● EXERCISE AIM:
Print the entries verbatim, leaving out the images they contain.

Data entries:

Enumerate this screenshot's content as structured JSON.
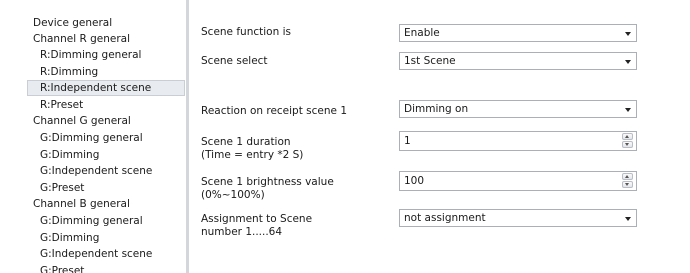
{
  "tree": {
    "items": [
      {
        "label": "Device general"
      },
      {
        "label": "Channel R general"
      },
      {
        "label": "R:Dimming general"
      },
      {
        "label": "R:Dimming"
      },
      {
        "label": "R:Independent scene"
      },
      {
        "label": "R:Preset"
      },
      {
        "label": "Channel G general"
      },
      {
        "label": "G:Dimming general"
      },
      {
        "label": "G:Dimming"
      },
      {
        "label": "G:Independent scene"
      },
      {
        "label": "G:Preset"
      },
      {
        "label": "Channel B general"
      },
      {
        "label": "G:Dimming general"
      },
      {
        "label": "G:Dimming"
      },
      {
        "label": "G:Independent scene"
      },
      {
        "label": "G:Preset"
      }
    ],
    "selected": "R:Independent scene"
  },
  "params": {
    "scene_function": {
      "label": "Scene function is",
      "value": "Enable"
    },
    "scene_select": {
      "label": "Scene  select",
      "value": "1st Scene"
    },
    "reaction": {
      "label": "Reaction on receipt scene 1",
      "value": "Dimming on"
    },
    "duration": {
      "label_line1": "Scene 1 duration",
      "label_line2": "(Time = entry *2 S)",
      "value": "1"
    },
    "brightness": {
      "label_line1": "Scene 1 brightness value",
      "label_line2": "(0%~100%)",
      "value": "100"
    },
    "assignment": {
      "label_line1": "Assignment to Scene",
      "label_line2": "number 1.....64",
      "value": "not assignment"
    }
  },
  "colors": {
    "divider": "#d3d6db",
    "selected_bg": "#e8ebef",
    "field_border": "#a9b0ba"
  }
}
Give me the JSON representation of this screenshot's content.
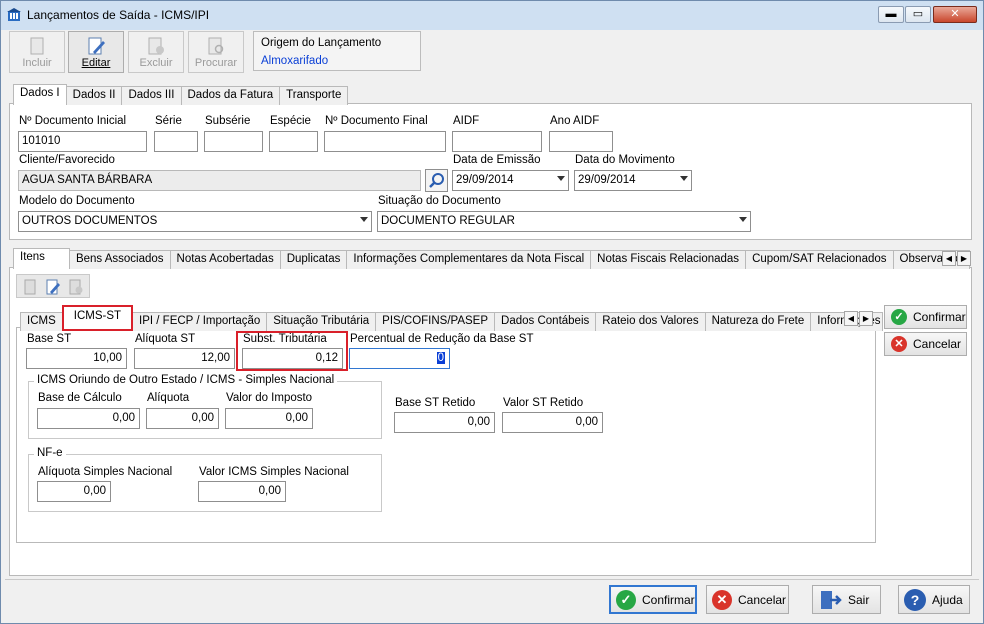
{
  "window": {
    "title": "Lançamentos de Saída - ICMS/IPI",
    "controls": {
      "minimize": "▬",
      "restore": "▭",
      "close": "✕"
    }
  },
  "toolbar": {
    "incluir": "Incluir",
    "editar": "Editar",
    "excluir": "Excluir",
    "procurar": "Procurar"
  },
  "origin": {
    "label": "Origem do Lançamento",
    "value": "Almoxarifado"
  },
  "top_tabs": [
    "Dados I",
    "Dados II",
    "Dados III",
    "Dados da Fatura",
    "Transporte"
  ],
  "form": {
    "doc_inicial_label": "Nº Documento Inicial",
    "doc_inicial": "101010",
    "serie_label": "Série",
    "serie": "",
    "subserie_label": "Subsérie",
    "subserie": "",
    "especie_label": "Espécie",
    "especie": "",
    "doc_final_label": "Nº Documento Final",
    "doc_final": "",
    "aidf_label": "AIDF",
    "aidf": "",
    "ano_aidf_label": "Ano AIDF",
    "ano_aidf": "",
    "cliente_label": "Cliente/Favorecido",
    "cliente": "AGUA SANTA BÁRBARA",
    "data_emissao_label": "Data de Emissão",
    "data_emissao": "29/09/2014",
    "data_mov_label": "Data do Movimento",
    "data_mov": "29/09/2014",
    "modelo_label": "Modelo do Documento",
    "modelo": "OUTROS DOCUMENTOS",
    "situacao_label": "Situação do Documento",
    "situacao": "DOCUMENTO REGULAR"
  },
  "mid_tabs": [
    "Itens",
    "Bens Associados",
    "Notas Acobertadas",
    "Duplicatas",
    "Informações Complementares da Nota Fiscal",
    "Notas Fiscais Relacionadas",
    "Cupom/SAT Relacionados",
    "Observação do"
  ],
  "inner_tabs": [
    "ICMS",
    "ICMS-ST",
    "IPI / FECP / Importação",
    "Situação Tributária",
    "PIS/COFINS/PASEP",
    "Dados Contábeis",
    "Rateio dos Valores",
    "Natureza do Frete",
    "Informações"
  ],
  "icms_st": {
    "base_st_label": "Base ST",
    "base_st": "10,00",
    "aliquota_st_label": "Alíquota ST",
    "aliquota_st": "12,00",
    "subst_label": "Subst. Tributária",
    "subst": "0,12",
    "percentual_label": "Percentual de Redução da Base ST",
    "percentual": "0",
    "group1_title": "ICMS Oriundo de Outro Estado / ICMS - Simples Nacional",
    "base_calc_label": "Base de Cálculo",
    "base_calc": "0,00",
    "aliquota_label": "Alíquota",
    "aliquota": "0,00",
    "valor_imposto_label": "Valor do Imposto",
    "valor_imposto": "0,00",
    "base_retido_label": "Base ST Retido",
    "base_retido": "0,00",
    "valor_retido_label": "Valor ST Retido",
    "valor_retido": "0,00",
    "group2_title": "NF-e",
    "aliq_sn_label": "Alíquota Simples Nacional",
    "aliq_sn": "0,00",
    "valor_sn_label": "Valor ICMS Simples Nacional",
    "valor_sn": "0,00"
  },
  "side_buttons": {
    "confirmar": "Confirmar",
    "cancelar": "Cancelar"
  },
  "bottom_buttons": {
    "confirmar": "Confirmar",
    "cancelar": "Cancelar",
    "sair": "Sair",
    "ajuda": "Ajuda"
  },
  "colors": {
    "accent_blue": "#0a3fd6",
    "confirm_green": "#27a745",
    "cancel_red": "#d9342b",
    "help_blue": "#2a5db0",
    "highlight_red": "#d9202a"
  }
}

● WORKED ANSWER:
Enumerate this screenshot's content as structured JSON.
{
  "tree": {
    "items": [
      {
        "label": "Device general"
      },
      {
        "label": "Channel R general"
      },
      {
        "label": "R:Dimming general"
      },
      {
        "label": "R:Dimming"
      },
      {
        "label": "R:Independent scene"
      },
      {
        "label": "R:Preset"
      },
      {
        "label": "Channel G general"
      },
      {
        "label": "G:Dimming general"
      },
      {
        "label": "G:Dimming"
      },
      {
        "label": "G:Independent scene"
      },
      {
        "label": "G:Preset"
      },
      {
        "label": "Channel B general"
      },
      {
        "label": "G:Dimming general"
      },
      {
        "label": "G:Dimming"
      },
      {
        "label": "G:Independent scene"
      },
      {
        "label": "G:Preset"
      }
    ],
    "selected": "R:Independent scene"
  },
  "params": {
    "scene_function": {
      "label": "Scene function is",
      "value": "Enable"
    },
    "scene_select": {
      "label": "Scene  select",
      "value": "1st Scene"
    },
    "reaction": {
      "label": "Reaction on receipt scene 1",
      "value": "Dimming on"
    },
    "duration": {
      "label_line1": "Scene 1 duration",
      "label_line2": "(Time = entry *2 S)",
      "value": "1"
    },
    "brightness": {
      "label_line1": "Scene 1 brightness value",
      "label_line2": "(0%~100%)",
      "value": "100"
    },
    "assignment": {
      "label_line1": "Assignment to Scene",
      "label_line2": "number 1.....64",
      "value": "not assignment"
    }
  },
  "colors": {
    "divider": "#d3d6db",
    "selected_bg": "#e8ebef",
    "field_border": "#a9b0ba"
  }
}
Give me the JSON representation of this screenshot's content.
{
  "window": {
    "title": "Lançamentos de Saída - ICMS/IPI",
    "controls": {
      "minimize": "▬",
      "restore": "▭",
      "close": "✕"
    }
  },
  "toolbar": {
    "incluir": "Incluir",
    "editar": "Editar",
    "excluir": "Excluir",
    "procurar": "Procurar"
  },
  "origin": {
    "label": "Origem do Lançamento",
    "value": "Almoxarifado"
  },
  "top_tabs": [
    "Dados I",
    "Dados II",
    "Dados III",
    "Dados da Fatura",
    "Transporte"
  ],
  "form": {
    "doc_inicial_label": "Nº Documento Inicial",
    "doc_inicial": "101010",
    "serie_label": "Série",
    "serie": "",
    "subserie_label": "Subsérie",
    "subserie": "",
    "especie_label": "Espécie",
    "especie": "",
    "doc_final_label": "Nº Documento Final",
    "doc_final": "",
    "aidf_label": "AIDF",
    "aidf": "",
    "ano_aidf_label": "Ano AIDF",
    "ano_aidf": "",
    "cliente_label": "Cliente/Favorecido",
    "cliente": "AGUA SANTA BÁRBARA",
    "data_emissao_label": "Data de Emissão",
    "data_emissao": "29/09/2014",
    "data_mov_label": "Data do Movimento",
    "data_mov": "29/09/2014",
    "modelo_label": "Modelo do Documento",
    "modelo": "OUTROS DOCUMENTOS",
    "situacao_label": "Situação do Documento",
    "situacao": "DOCUMENTO REGULAR"
  },
  "mid_tabs": [
    "Itens",
    "Bens Associados",
    "Notas Acobertadas",
    "Duplicatas",
    "Informações Complementares da Nota Fiscal",
    "Notas Fiscais Relacionadas",
    "Cupom/SAT Relacionados",
    "Observação do"
  ],
  "inner_tabs": [
    "ICMS",
    "ICMS-ST",
    "IPI / FECP / Importação",
    "Situação Tributária",
    "PIS/COFINS/PASEP",
    "Dados Contábeis",
    "Rateio dos Valores",
    "Natureza do Frete",
    "Informações"
  ],
  "icms_st": {
    "base_st_label": "Base ST",
    "base_st": "10,00",
    "aliquota_st_label": "Alíquota ST",
    "aliquota_st": "12,00",
    "subst_label": "Subst. Tributária",
    "subst": "0,12",
    "percentual_label": "Percentual de Redução da Base ST",
    "percentual": "0",
    "group1_title": "ICMS Oriundo de Outro Estado / ICMS - Simples Nacional",
    "base_calc_label": "Base de Cálculo",
    "base_calc": "0,00",
    "aliquota_label": "Alíquota",
    "aliquota": "0,00",
    "valor_imposto_label": "Valor do Imposto",
    "valor_imposto": "0,00",
    "base_retido_label": "Base ST Retido",
    "base_retido": "0,00",
    "valor_retido_label": "Valor ST Retido",
    "valor_retido": "0,00",
    "group2_title": "NF-e",
    "aliq_sn_label": "Alíquota Simples Nacional",
    "aliq_sn": "0,00",
    "valor_sn_label": "Valor ICMS Simples Nacional",
    "valor_sn": "0,00"
  },
  "side_buttons": {
    "confirmar": "Confirmar",
    "cancelar": "Cancelar"
  },
  "bottom_buttons": {
    "confirmar": "Confirmar",
    "cancelar": "Cancelar",
    "sair": "Sair",
    "ajuda": "Ajuda"
  },
  "colors": {
    "accent_blue": "#0a3fd6",
    "confirm_green": "#27a745",
    "cancel_red": "#d9342b",
    "help_blue": "#2a5db0",
    "highlight_red": "#d9202a"
  }
}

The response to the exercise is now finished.